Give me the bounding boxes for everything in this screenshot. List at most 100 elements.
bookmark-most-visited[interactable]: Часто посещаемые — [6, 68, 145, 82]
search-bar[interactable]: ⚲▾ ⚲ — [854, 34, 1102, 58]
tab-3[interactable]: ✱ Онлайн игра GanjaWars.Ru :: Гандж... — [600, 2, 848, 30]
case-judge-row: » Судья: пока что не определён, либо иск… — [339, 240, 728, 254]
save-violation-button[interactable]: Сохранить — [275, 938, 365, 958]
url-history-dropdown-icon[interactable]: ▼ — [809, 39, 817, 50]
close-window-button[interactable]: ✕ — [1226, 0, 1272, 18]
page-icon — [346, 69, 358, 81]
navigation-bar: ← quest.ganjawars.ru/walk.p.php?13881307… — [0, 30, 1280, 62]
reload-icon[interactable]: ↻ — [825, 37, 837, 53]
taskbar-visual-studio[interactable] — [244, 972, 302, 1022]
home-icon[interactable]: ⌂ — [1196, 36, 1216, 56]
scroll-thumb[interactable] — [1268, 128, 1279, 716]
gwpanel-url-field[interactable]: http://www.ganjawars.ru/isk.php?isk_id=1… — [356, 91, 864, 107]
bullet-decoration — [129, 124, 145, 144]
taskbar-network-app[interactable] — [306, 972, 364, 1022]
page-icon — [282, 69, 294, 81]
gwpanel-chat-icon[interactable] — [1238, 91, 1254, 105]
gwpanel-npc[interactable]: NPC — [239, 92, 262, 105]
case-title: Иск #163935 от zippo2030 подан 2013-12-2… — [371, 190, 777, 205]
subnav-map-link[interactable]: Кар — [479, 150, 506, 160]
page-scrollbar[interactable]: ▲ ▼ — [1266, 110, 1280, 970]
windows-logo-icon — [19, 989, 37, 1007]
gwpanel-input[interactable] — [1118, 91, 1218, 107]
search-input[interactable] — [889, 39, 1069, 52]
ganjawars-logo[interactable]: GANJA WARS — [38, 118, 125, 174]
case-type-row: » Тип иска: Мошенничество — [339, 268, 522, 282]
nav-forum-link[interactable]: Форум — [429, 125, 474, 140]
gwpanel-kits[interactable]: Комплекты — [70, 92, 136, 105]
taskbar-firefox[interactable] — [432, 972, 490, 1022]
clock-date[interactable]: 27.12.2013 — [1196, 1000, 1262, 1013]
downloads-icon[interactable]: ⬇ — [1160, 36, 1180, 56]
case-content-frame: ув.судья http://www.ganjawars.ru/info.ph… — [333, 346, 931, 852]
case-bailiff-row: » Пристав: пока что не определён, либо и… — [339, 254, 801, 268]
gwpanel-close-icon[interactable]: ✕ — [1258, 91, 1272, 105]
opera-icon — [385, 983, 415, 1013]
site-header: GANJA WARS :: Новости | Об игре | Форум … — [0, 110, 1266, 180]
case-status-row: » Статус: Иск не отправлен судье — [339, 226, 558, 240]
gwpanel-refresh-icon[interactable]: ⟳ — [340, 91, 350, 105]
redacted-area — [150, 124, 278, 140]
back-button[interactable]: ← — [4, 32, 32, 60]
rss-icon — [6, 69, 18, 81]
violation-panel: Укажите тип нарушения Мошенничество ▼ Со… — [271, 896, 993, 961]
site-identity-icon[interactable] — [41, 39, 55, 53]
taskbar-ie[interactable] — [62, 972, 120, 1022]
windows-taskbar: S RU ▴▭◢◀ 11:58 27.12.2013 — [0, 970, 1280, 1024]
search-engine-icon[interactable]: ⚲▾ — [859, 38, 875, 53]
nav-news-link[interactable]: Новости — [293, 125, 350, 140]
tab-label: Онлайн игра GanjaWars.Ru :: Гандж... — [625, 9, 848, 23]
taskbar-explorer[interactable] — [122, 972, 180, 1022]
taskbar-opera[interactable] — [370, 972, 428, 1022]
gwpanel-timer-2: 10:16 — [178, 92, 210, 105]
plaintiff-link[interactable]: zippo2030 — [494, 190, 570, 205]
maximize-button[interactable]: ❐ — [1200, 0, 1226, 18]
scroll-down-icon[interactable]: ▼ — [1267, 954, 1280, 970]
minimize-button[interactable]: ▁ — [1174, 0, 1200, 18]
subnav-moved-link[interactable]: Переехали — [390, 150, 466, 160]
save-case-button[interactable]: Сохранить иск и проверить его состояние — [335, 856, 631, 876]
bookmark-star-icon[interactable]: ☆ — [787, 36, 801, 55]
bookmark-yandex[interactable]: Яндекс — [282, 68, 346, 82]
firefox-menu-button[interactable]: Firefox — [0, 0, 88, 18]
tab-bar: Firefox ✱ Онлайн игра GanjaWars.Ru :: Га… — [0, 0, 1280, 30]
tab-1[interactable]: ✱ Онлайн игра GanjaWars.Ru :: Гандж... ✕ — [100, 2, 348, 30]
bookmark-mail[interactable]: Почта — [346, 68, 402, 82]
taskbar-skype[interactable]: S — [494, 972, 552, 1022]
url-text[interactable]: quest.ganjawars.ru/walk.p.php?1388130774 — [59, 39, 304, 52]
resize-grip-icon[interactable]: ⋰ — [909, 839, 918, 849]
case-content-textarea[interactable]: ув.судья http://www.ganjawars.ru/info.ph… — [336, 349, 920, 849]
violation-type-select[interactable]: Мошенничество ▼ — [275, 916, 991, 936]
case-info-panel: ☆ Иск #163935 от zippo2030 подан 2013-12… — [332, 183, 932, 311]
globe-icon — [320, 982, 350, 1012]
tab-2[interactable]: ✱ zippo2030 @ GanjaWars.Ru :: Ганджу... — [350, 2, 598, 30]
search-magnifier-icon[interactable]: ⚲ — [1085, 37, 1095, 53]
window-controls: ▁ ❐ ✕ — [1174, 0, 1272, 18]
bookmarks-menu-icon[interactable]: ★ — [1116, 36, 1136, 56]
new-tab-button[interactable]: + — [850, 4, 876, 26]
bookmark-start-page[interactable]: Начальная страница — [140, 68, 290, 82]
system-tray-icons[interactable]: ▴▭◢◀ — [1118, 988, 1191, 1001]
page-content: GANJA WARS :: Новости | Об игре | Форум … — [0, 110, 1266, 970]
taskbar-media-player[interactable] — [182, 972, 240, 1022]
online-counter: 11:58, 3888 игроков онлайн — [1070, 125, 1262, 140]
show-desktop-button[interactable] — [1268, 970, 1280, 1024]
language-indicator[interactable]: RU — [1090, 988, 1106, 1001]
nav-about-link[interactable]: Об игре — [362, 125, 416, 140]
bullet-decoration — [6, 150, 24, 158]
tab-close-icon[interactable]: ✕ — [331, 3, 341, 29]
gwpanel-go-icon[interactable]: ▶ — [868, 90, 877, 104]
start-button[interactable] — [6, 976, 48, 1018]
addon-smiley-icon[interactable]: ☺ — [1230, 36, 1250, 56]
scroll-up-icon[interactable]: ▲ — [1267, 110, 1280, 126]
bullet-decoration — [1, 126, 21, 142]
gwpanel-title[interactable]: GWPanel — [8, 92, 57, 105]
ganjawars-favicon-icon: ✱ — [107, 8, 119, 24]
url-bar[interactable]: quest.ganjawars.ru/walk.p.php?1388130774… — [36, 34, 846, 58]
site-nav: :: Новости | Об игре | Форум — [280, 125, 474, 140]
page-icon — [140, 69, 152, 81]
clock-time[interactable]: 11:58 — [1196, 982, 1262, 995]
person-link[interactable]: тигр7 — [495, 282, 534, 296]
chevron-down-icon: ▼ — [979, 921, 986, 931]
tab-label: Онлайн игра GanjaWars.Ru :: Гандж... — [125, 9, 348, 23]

-*-

What this task involves: Please rewrite the material above, swapping every "bullet-decoration" for "bullet-ornament" and leaving everything else unchanged.

Result of the exercise:
Give me the bounding boxes for everything in this screenshot. List at most 100 elements.
bookmark-most-visited[interactable]: Часто посещаемые — [6, 68, 145, 82]
search-bar[interactable]: ⚲▾ ⚲ — [854, 34, 1102, 58]
tab-3[interactable]: ✱ Онлайн игра GanjaWars.Ru :: Гандж... — [600, 2, 848, 30]
case-judge-row: » Судья: пока что не определён, либо иск… — [339, 240, 728, 254]
save-violation-button[interactable]: Сохранить — [275, 938, 365, 958]
url-history-dropdown-icon[interactable]: ▼ — [809, 39, 817, 50]
close-window-button[interactable]: ✕ — [1226, 0, 1272, 18]
page-icon — [346, 69, 358, 81]
navigation-bar: ← quest.ganjawars.ru/walk.p.php?13881307… — [0, 30, 1280, 62]
reload-icon[interactable]: ↻ — [825, 37, 837, 53]
taskbar-visual-studio[interactable] — [244, 972, 302, 1022]
home-icon[interactable]: ⌂ — [1196, 36, 1216, 56]
scroll-thumb[interactable] — [1268, 128, 1279, 716]
gwpanel-url-field[interactable]: http://www.ganjawars.ru/isk.php?isk_id=1… — [356, 91, 864, 107]
bullet-ornament — [129, 124, 145, 144]
taskbar-network-app[interactable] — [306, 972, 364, 1022]
page-icon — [282, 69, 294, 81]
gwpanel-chat-icon[interactable] — [1238, 91, 1254, 105]
gwpanel-npc[interactable]: NPC — [239, 92, 262, 105]
case-title: Иск #163935 от zippo2030 подан 2013-12-2… — [371, 190, 777, 205]
subnav-map-link[interactable]: Кар — [479, 150, 506, 160]
page-scrollbar[interactable]: ▲ ▼ — [1266, 110, 1280, 970]
windows-logo-icon — [19, 989, 37, 1007]
gwpanel-input[interactable] — [1118, 91, 1218, 107]
search-input[interactable] — [889, 39, 1069, 52]
ganjawars-logo[interactable]: GANJA WARS — [38, 118, 125, 174]
case-type-row: » Тип иска: Мошенничество — [339, 268, 522, 282]
nav-forum-link[interactable]: Форум — [429, 125, 474, 140]
gwpanel-kits[interactable]: Комплекты — [70, 92, 136, 105]
taskbar-firefox[interactable] — [432, 972, 490, 1022]
clock-date[interactable]: 27.12.2013 — [1196, 1000, 1262, 1013]
downloads-icon[interactable]: ⬇ — [1160, 36, 1180, 56]
case-content-frame: ув.судья http://www.ganjawars.ru/info.ph… — [333, 346, 931, 852]
case-bailiff-row: » Пристав: пока что не определён, либо и… — [339, 254, 801, 268]
gwpanel-close-icon[interactable]: ✕ — [1258, 91, 1272, 105]
opera-icon — [385, 983, 415, 1013]
site-header: GANJA WARS :: Новости | Об игре | Форум … — [0, 110, 1266, 180]
case-status-row: » Статус: Иск не отправлен судье — [339, 226, 558, 240]
gwpanel-refresh-icon[interactable]: ⟳ — [340, 91, 350, 105]
redacted-area — [150, 124, 278, 140]
back-button[interactable]: ← — [4, 32, 32, 60]
rss-icon — [6, 69, 18, 81]
violation-panel: Укажите тип нарушения Мошенничество ▼ Со… — [271, 896, 993, 961]
site-identity-icon[interactable] — [41, 39, 55, 53]
taskbar-ie[interactable] — [62, 972, 120, 1022]
windows-taskbar: S RU ▴▭◢◀ 11:58 27.12.2013 — [0, 970, 1280, 1024]
search-engine-icon[interactable]: ⚲▾ — [859, 38, 875, 53]
nav-news-link[interactable]: Новости — [293, 125, 350, 140]
tab-label: Онлайн игра GanjaWars.Ru :: Гандж... — [625, 9, 848, 23]
taskbar-explorer[interactable] — [122, 972, 180, 1022]
taskbar-opera[interactable] — [370, 972, 428, 1022]
gwpanel-timer-2: 10:16 — [178, 92, 210, 105]
plaintiff-link[interactable]: zippo2030 — [494, 190, 570, 205]
maximize-button[interactable]: ❐ — [1200, 0, 1226, 18]
scroll-down-icon[interactable]: ▼ — [1267, 954, 1280, 970]
minimize-button[interactable]: ▁ — [1174, 0, 1200, 18]
subnav-moved-link[interactable]: Переехали — [390, 150, 466, 160]
save-case-button[interactable]: Сохранить иск и проверить его состояние — [335, 856, 631, 876]
bookmark-star-icon[interactable]: ☆ — [787, 36, 801, 55]
bookmark-yandex[interactable]: Яндекс — [282, 68, 346, 82]
firefox-menu-button[interactable]: Firefox — [0, 0, 88, 18]
tab-bar: Firefox ✱ Онлайн игра GanjaWars.Ru :: Га… — [0, 0, 1280, 30]
tab-1[interactable]: ✱ Онлайн игра GanjaWars.Ru :: Гандж... ✕ — [100, 2, 348, 30]
bookmark-mail[interactable]: Почта — [346, 68, 402, 82]
taskbar-skype[interactable]: S — [494, 972, 552, 1022]
url-text[interactable]: quest.ganjawars.ru/walk.p.php?1388130774 — [59, 39, 304, 52]
resize-grip-icon[interactable]: ⋰ — [909, 839, 918, 849]
case-content-textarea[interactable]: ув.судья http://www.ganjawars.ru/info.ph… — [336, 349, 920, 849]
violation-type-select[interactable]: Мошенничество ▼ — [275, 916, 991, 936]
case-info-panel: ☆ Иск #163935 от zippo2030 подан 2013-12… — [332, 183, 932, 311]
globe-icon — [320, 982, 350, 1012]
tab-2[interactable]: ✱ zippo2030 @ GanjaWars.Ru :: Ганджу... — [350, 2, 598, 30]
search-magnifier-icon[interactable]: ⚲ — [1085, 37, 1095, 53]
window-controls: ▁ ❐ ✕ — [1174, 0, 1272, 18]
bookmarks-menu-icon[interactable]: ★ — [1116, 36, 1136, 56]
new-tab-button[interactable]: + — [850, 4, 876, 26]
bookmark-start-page[interactable]: Начальная страница — [140, 68, 290, 82]
system-tray-icons[interactable]: ▴▭◢◀ — [1118, 988, 1191, 1001]
page-content: GANJA WARS :: Новости | Об игре | Форум … — [0, 110, 1266, 970]
taskbar-media-player[interactable] — [182, 972, 240, 1022]
online-counter: 11:58, 3888 игроков онлайн — [1070, 125, 1262, 140]
show-desktop-button[interactable] — [1268, 970, 1280, 1024]
language-indicator[interactable]: RU — [1090, 988, 1106, 1001]
nav-about-link[interactable]: Об игре — [362, 125, 416, 140]
bullet-ornament — [6, 150, 24, 158]
tab-close-icon[interactable]: ✕ — [331, 3, 341, 29]
gwpanel-go-icon[interactable]: ▶ — [868, 90, 877, 104]
start-button[interactable] — [6, 976, 48, 1018]
addon-smiley-icon[interactable]: ☺ — [1230, 36, 1250, 56]
scroll-up-icon[interactable]: ▲ — [1267, 110, 1280, 126]
bullet-ornament — [1, 126, 21, 142]
gwpanel-title[interactable]: GWPanel — [8, 92, 57, 105]
ganjawars-favicon-icon: ✱ — [107, 8, 119, 24]
url-bar[interactable]: quest.ganjawars.ru/walk.p.php?1388130774… — [36, 34, 846, 58]
site-nav: :: Новости | Об игре | Форум — [280, 125, 474, 140]
page-icon — [140, 69, 152, 81]
clock-time[interactable]: 11:58 — [1196, 982, 1262, 995]
person-link[interactable]: тигр7 — [495, 282, 534, 296]
chevron-down-icon: ▼ — [979, 921, 986, 931]
tab-label: Онлайн игра GanjaWars.Ru :: Гандж... — [125, 9, 348, 23]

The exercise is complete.